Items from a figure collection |
╔══

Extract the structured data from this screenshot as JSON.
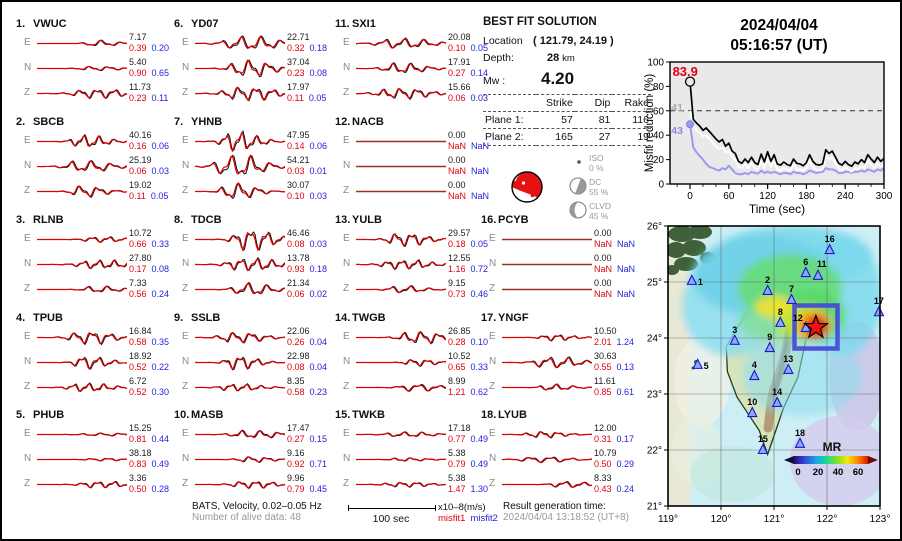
{
  "title": {
    "date": "2024/04/04",
    "time": "05:16:57  (UT)"
  },
  "solution": {
    "title": "BEST FIT SOLUTION",
    "location_label": "Location",
    "location_value": "( 121.79,  24.19 )",
    "depth_label": "Depth:",
    "depth_value": "28",
    "depth_unit": "km",
    "mw_label": "Mw :",
    "mw_value": "4.20",
    "table_headers": [
      "Strike",
      "Dip",
      "Rake"
    ],
    "planes": [
      {
        "label": "Plane 1:",
        "strike": "57",
        "dip": "81",
        "rake": "116"
      },
      {
        "label": "Plane 2:",
        "strike": "165",
        "dip": "27",
        "rake": "19"
      }
    ],
    "decomposition": [
      {
        "name": "ISO",
        "pct": "0 %"
      },
      {
        "name": "DC",
        "pct": "55 %"
      },
      {
        "name": "CLVD",
        "pct": "45 %"
      }
    ],
    "beachball_color": "#e81111"
  },
  "stations": [
    {
      "num": "1.",
      "name": "VWUC",
      "channels": [
        {
          "ch": "E",
          "amp": "7.17",
          "m1": "0.39",
          "m2": "0.20",
          "w": 0.9
        },
        {
          "ch": "N",
          "amp": "5.40",
          "m1": "0.90",
          "m2": "0.65",
          "w": 0.6
        },
        {
          "ch": "Z",
          "amp": "11.73",
          "m1": "0.23",
          "m2": "0.11",
          "w": 1.3
        }
      ]
    },
    {
      "num": "2.",
      "name": "SBCB",
      "channels": [
        {
          "ch": "E",
          "amp": "40.16",
          "m1": "0.16",
          "m2": "0.06",
          "w": 1.8
        },
        {
          "ch": "N",
          "amp": "25.19",
          "m1": "0.06",
          "m2": "0.03",
          "w": 1.6
        },
        {
          "ch": "Z",
          "amp": "19.02",
          "m1": "0.11",
          "m2": "0.05",
          "w": 1.6
        }
      ]
    },
    {
      "num": "3.",
      "name": "RLNB",
      "channels": [
        {
          "ch": "E",
          "amp": "10.72",
          "m1": "0.66",
          "m2": "0.33",
          "w": 0.8
        },
        {
          "ch": "N",
          "amp": "27.80",
          "m1": "0.17",
          "m2": "0.08",
          "w": 1.2
        },
        {
          "ch": "Z",
          "amp": "7.33",
          "m1": "0.56",
          "m2": "0.24",
          "w": 0.9
        }
      ]
    },
    {
      "num": "4.",
      "name": "TPUB",
      "channels": [
        {
          "ch": "E",
          "amp": "16.84",
          "m1": "0.58",
          "m2": "0.35",
          "w": 1.8
        },
        {
          "ch": "N",
          "amp": "18.92",
          "m1": "0.52",
          "m2": "0.22",
          "w": 1.9
        },
        {
          "ch": "Z",
          "amp": "6.72",
          "m1": "0.52",
          "m2": "0.30",
          "w": 1.2
        }
      ]
    },
    {
      "num": "5.",
      "name": "PHUB",
      "channels": [
        {
          "ch": "E",
          "amp": "15.25",
          "m1": "0.81",
          "m2": "0.44",
          "w": 0.4
        },
        {
          "ch": "N",
          "amp": "38.18",
          "m1": "0.83",
          "m2": "0.49",
          "w": 0.4
        },
        {
          "ch": "Z",
          "amp": "3.36",
          "m1": "0.50",
          "m2": "0.28",
          "w": 0.9
        }
      ]
    },
    {
      "num": "6.",
      "name": "YD07",
      "channels": [
        {
          "ch": "E",
          "amp": "22.71",
          "m1": "0.32",
          "m2": "0.18",
          "w": 2.0
        },
        {
          "ch": "N",
          "amp": "37.04",
          "m1": "0.23",
          "m2": "0.08",
          "w": 2.4
        },
        {
          "ch": "Z",
          "amp": "17.97",
          "m1": "0.11",
          "m2": "0.05",
          "w": 1.9
        }
      ]
    },
    {
      "num": "7.",
      "name": "YHNB",
      "channels": [
        {
          "ch": "E",
          "amp": "47.95",
          "m1": "0.14",
          "m2": "0.06",
          "w": 2.8
        },
        {
          "ch": "N",
          "amp": "54.21",
          "m1": "0.03",
          "m2": "0.01",
          "w": 3.2
        },
        {
          "ch": "Z",
          "amp": "30.07",
          "m1": "0.10",
          "m2": "0.03",
          "w": 2.4
        }
      ]
    },
    {
      "num": "8.",
      "name": "TDCB",
      "channels": [
        {
          "ch": "E",
          "amp": "46.46",
          "m1": "0.08",
          "m2": "0.03",
          "w": 3.0
        },
        {
          "ch": "N",
          "amp": "13.78",
          "m1": "0.93",
          "m2": "0.18",
          "w": 1.8
        },
        {
          "ch": "Z",
          "amp": "21.34",
          "m1": "0.06",
          "m2": "0.02",
          "w": 1.8
        }
      ]
    },
    {
      "num": "9.",
      "name": "SSLB",
      "channels": [
        {
          "ch": "E",
          "amp": "22.06",
          "m1": "0.26",
          "m2": "0.04",
          "w": 1.5
        },
        {
          "ch": "N",
          "amp": "22.98",
          "m1": "0.08",
          "m2": "0.04",
          "w": 2.0
        },
        {
          "ch": "Z",
          "amp": "8.35",
          "m1": "0.58",
          "m2": "0.23",
          "w": 1.0
        }
      ]
    },
    {
      "num": "10.",
      "name": "MASB",
      "channels": [
        {
          "ch": "E",
          "amp": "17.47",
          "m1": "0.27",
          "m2": "0.15",
          "w": 1.1
        },
        {
          "ch": "N",
          "amp": "9.16",
          "m1": "0.92",
          "m2": "0.71",
          "w": 0.8
        },
        {
          "ch": "Z",
          "amp": "9.96",
          "m1": "0.79",
          "m2": "0.45",
          "w": 1.0
        }
      ]
    },
    {
      "num": "11.",
      "name": "SXI1",
      "channels": [
        {
          "ch": "E",
          "amp": "20.08",
          "m1": "0.10",
          "m2": "0.05",
          "w": 1.4
        },
        {
          "ch": "N",
          "amp": "17.91",
          "m1": "0.27",
          "m2": "0.14",
          "w": 1.5
        },
        {
          "ch": "Z",
          "amp": "15.66",
          "m1": "0.06",
          "m2": "0.03",
          "w": 1.5
        }
      ]
    },
    {
      "num": "12.",
      "name": "NACB",
      "channels": [
        {
          "ch": "E",
          "amp": "0.00",
          "m1": "NaN",
          "m2": "NaN",
          "w": 0
        },
        {
          "ch": "N",
          "amp": "0.00",
          "m1": "NaN",
          "m2": "NaN",
          "w": 0
        },
        {
          "ch": "Z",
          "amp": "0.00",
          "m1": "NaN",
          "m2": "NaN",
          "w": 0
        }
      ]
    },
    {
      "num": "13.",
      "name": "YULB",
      "channels": [
        {
          "ch": "E",
          "amp": "29.57",
          "m1": "0.18",
          "m2": "0.05",
          "w": 1.9
        },
        {
          "ch": "N",
          "amp": "12.55",
          "m1": "1.16",
          "m2": "0.72",
          "w": 1.3
        },
        {
          "ch": "Z",
          "amp": "9.15",
          "m1": "0.73",
          "m2": "0.46",
          "w": 1.0
        }
      ]
    },
    {
      "num": "14.",
      "name": "TWGB",
      "channels": [
        {
          "ch": "E",
          "amp": "26.85",
          "m1": "0.28",
          "m2": "0.10",
          "w": 1.7
        },
        {
          "ch": "N",
          "amp": "10.52",
          "m1": "0.65",
          "m2": "0.33",
          "w": 1.0
        },
        {
          "ch": "Z",
          "amp": "8.99",
          "m1": "1.21",
          "m2": "0.62",
          "w": 1.0
        }
      ]
    },
    {
      "num": "15.",
      "name": "TWKB",
      "channels": [
        {
          "ch": "E",
          "amp": "17.18",
          "m1": "0.77",
          "m2": "0.49",
          "w": 0.7
        },
        {
          "ch": "N",
          "amp": "5.38",
          "m1": "0.79",
          "m2": "0.49",
          "w": 0.5
        },
        {
          "ch": "Z",
          "amp": "5.38",
          "m1": "1.47",
          "m2": "1.30",
          "w": 0.7
        }
      ]
    },
    {
      "num": "16.",
      "name": "PCYB",
      "channels": [
        {
          "ch": "E",
          "amp": "0.00",
          "m1": "NaN",
          "m2": "NaN",
          "w": 0
        },
        {
          "ch": "N",
          "amp": "0.00",
          "m1": "NaN",
          "m2": "NaN",
          "w": 0
        },
        {
          "ch": "Z",
          "amp": "0.00",
          "m1": "NaN",
          "m2": "NaN",
          "w": 0
        }
      ]
    },
    {
      "num": "17.",
      "name": "YNGF",
      "channels": [
        {
          "ch": "E",
          "amp": "10.50",
          "m1": "2.01",
          "m2": "1.24",
          "w": 0.9
        },
        {
          "ch": "N",
          "amp": "30.63",
          "m1": "0.55",
          "m2": "0.13",
          "w": 1.6
        },
        {
          "ch": "Z",
          "amp": "11.61",
          "m1": "0.85",
          "m2": "0.61",
          "w": 0.9
        }
      ]
    },
    {
      "num": "18.",
      "name": "LYUB",
      "channels": [
        {
          "ch": "E",
          "amp": "12.00",
          "m1": "0.31",
          "m2": "0.17",
          "w": 0.9
        },
        {
          "ch": "N",
          "amp": "10.79",
          "m1": "0.50",
          "m2": "0.29",
          "w": 0.8
        },
        {
          "ch": "Z",
          "amp": "8.33",
          "m1": "0.43",
          "m2": "0.24",
          "w": 0.9
        }
      ]
    }
  ],
  "footer": {
    "band": "BATS, Velocity, 0.02–0.05 Hz",
    "alive": "Number of alive data: 48",
    "scale": "100 sec",
    "units": "x10–8(m/s)",
    "misfit1": "misfit1",
    "misfit2": "misfit2",
    "gen_label": "Result generation time:",
    "gen_time": "2024/04/04 13:18:52 (UT+8)"
  },
  "chart_data": [
    {
      "type": "line",
      "title": "2024/04/04 05:16:57 (UT)",
      "xlabel": "Time (sec)",
      "ylabel": "Misfit reduction (%)",
      "xlim": [
        -31,
        300
      ],
      "ylim": [
        0,
        100
      ],
      "xticks": [
        0,
        60,
        120,
        180,
        240,
        300
      ],
      "yticks": [
        0,
        20,
        40,
        60,
        80,
        100
      ],
      "dashed_line_y": 60,
      "grid": false,
      "x": [
        0,
        5,
        10,
        15,
        20,
        25,
        30,
        35,
        40,
        45,
        50,
        55,
        60,
        65,
        70,
        75,
        80,
        85,
        90,
        95,
        100,
        105,
        110,
        115,
        120,
        125,
        130,
        135,
        140,
        145,
        150,
        155,
        160,
        165,
        170,
        175,
        180,
        185,
        190,
        195,
        200,
        205,
        210,
        215,
        220,
        225,
        230,
        235,
        240,
        245,
        250,
        255,
        260,
        265,
        270,
        275,
        280,
        285,
        290,
        295,
        300
      ],
      "series": [
        {
          "name": "misfit1 reduction",
          "color": "#000000",
          "values": [
            83.9,
            53,
            50,
            47.5,
            44,
            46,
            43,
            40,
            37,
            34.5,
            36.5,
            31,
            33.5,
            27,
            25,
            18.5,
            17,
            20.5,
            17.5,
            22,
            17.5,
            16,
            24.5,
            18,
            26.5,
            18.5,
            24,
            16.5,
            15.5,
            18,
            16,
            15,
            20.5,
            17,
            16.5,
            15,
            17.5,
            24,
            18.5,
            16,
            15.5,
            16.5,
            28,
            25,
            27,
            22,
            17,
            15.5,
            18.5,
            16,
            14.5,
            18,
            16.5,
            20,
            17.5,
            24,
            20.5,
            17.5,
            22,
            18.5,
            21
          ]
        },
        {
          "name": "reference",
          "color": "#ffffff",
          "values": [
            60,
            48,
            44,
            42,
            39,
            40,
            37,
            34,
            31,
            29,
            30,
            26,
            27,
            22,
            20,
            14,
            13,
            16,
            13,
            17,
            13,
            12,
            19,
            13,
            21,
            14,
            19,
            12,
            11,
            13,
            12,
            11,
            16,
            12,
            12,
            11,
            13,
            19,
            14,
            12,
            11,
            12,
            23,
            20,
            22,
            17,
            13,
            11,
            14,
            12,
            10,
            13,
            12,
            15,
            13,
            19,
            16,
            13,
            17,
            14,
            16
          ]
        },
        {
          "name": "misfit2 reduction",
          "color": "#9a9af0",
          "values": [
            49,
            30,
            26,
            23,
            20,
            16.5,
            14,
            13,
            12,
            11,
            13,
            12,
            15,
            12,
            9,
            8,
            8,
            9,
            8,
            10,
            9,
            8.5,
            11,
            9,
            10,
            9,
            10,
            9,
            8,
            9,
            9,
            8,
            10,
            9,
            9,
            8,
            9,
            11,
            10,
            9,
            9.5,
            10,
            13,
            12,
            12,
            11,
            9,
            9,
            10,
            10,
            9,
            10,
            10,
            11,
            10,
            12,
            11,
            10,
            12,
            11,
            13
          ]
        }
      ],
      "annotations": [
        {
          "text": "83.9",
          "color": "#e00010",
          "x": -27,
          "y": 91
        },
        {
          "text": "41",
          "color": "#a8a8a8",
          "x": -29,
          "y": 62.5
        },
        {
          "text": "43",
          "color": "#8888e8",
          "x": -29,
          "y": 43.5
        }
      ],
      "start_markers": [
        {
          "type": "open-circle",
          "x": 0,
          "y": 83.9
        },
        {
          "type": "dot",
          "x": 0,
          "y": 49,
          "color": "#9a9af0"
        }
      ]
    },
    {
      "type": "scatter",
      "name": "station-map",
      "xlim": [
        119,
        123
      ],
      "ylim": [
        21,
        26
      ],
      "lon_ticks": [
        119,
        120,
        121,
        122,
        123
      ],
      "lon_tick_labels": [
        "119°",
        "120°",
        "121°",
        "122°",
        "123°"
      ],
      "lat_ticks": [
        21,
        22,
        23,
        24,
        25,
        26
      ],
      "lat_tick_labels": [
        "21°",
        "22°",
        "23°",
        "24°",
        "25°",
        "26°"
      ],
      "epicenter": {
        "lon": 121.79,
        "lat": 24.19
      },
      "stations": [
        {
          "n": "1",
          "lon": 119.45,
          "lat": 25.02
        },
        {
          "n": "2",
          "lon": 120.88,
          "lat": 24.84
        },
        {
          "n": "3",
          "lon": 120.26,
          "lat": 23.95
        },
        {
          "n": "4",
          "lon": 120.63,
          "lat": 23.32
        },
        {
          "n": "5",
          "lon": 119.56,
          "lat": 23.52
        },
        {
          "n": "6",
          "lon": 121.6,
          "lat": 25.16
        },
        {
          "n": "7",
          "lon": 121.33,
          "lat": 24.68
        },
        {
          "n": "8",
          "lon": 121.12,
          "lat": 24.27
        },
        {
          "n": "9",
          "lon": 120.92,
          "lat": 23.82
        },
        {
          "n": "10",
          "lon": 120.59,
          "lat": 22.66
        },
        {
          "n": "11",
          "lon": 121.83,
          "lat": 25.11
        },
        {
          "n": "12",
          "lon": 121.6,
          "lat": 24.18
        },
        {
          "n": "13",
          "lon": 121.27,
          "lat": 23.43
        },
        {
          "n": "14",
          "lon": 121.06,
          "lat": 22.84
        },
        {
          "n": "15",
          "lon": 120.79,
          "lat": 22.0
        },
        {
          "n": "16",
          "lon": 122.05,
          "lat": 25.57
        },
        {
          "n": "17",
          "lon": 122.98,
          "lat": 24.46
        },
        {
          "n": "18",
          "lon": 121.49,
          "lat": 22.11
        }
      ],
      "colorbar": {
        "label": "MR",
        "ticks": [
          "0",
          "20",
          "40",
          "60"
        ]
      }
    }
  ]
}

╚══

Direction | From the listing above, collect every line that mentions the word "title".

Worked solution |
  "title": {
    "title": "BEST FIT SOLUTION",
      "title": "2024/04/04 05:16:57 (UT)",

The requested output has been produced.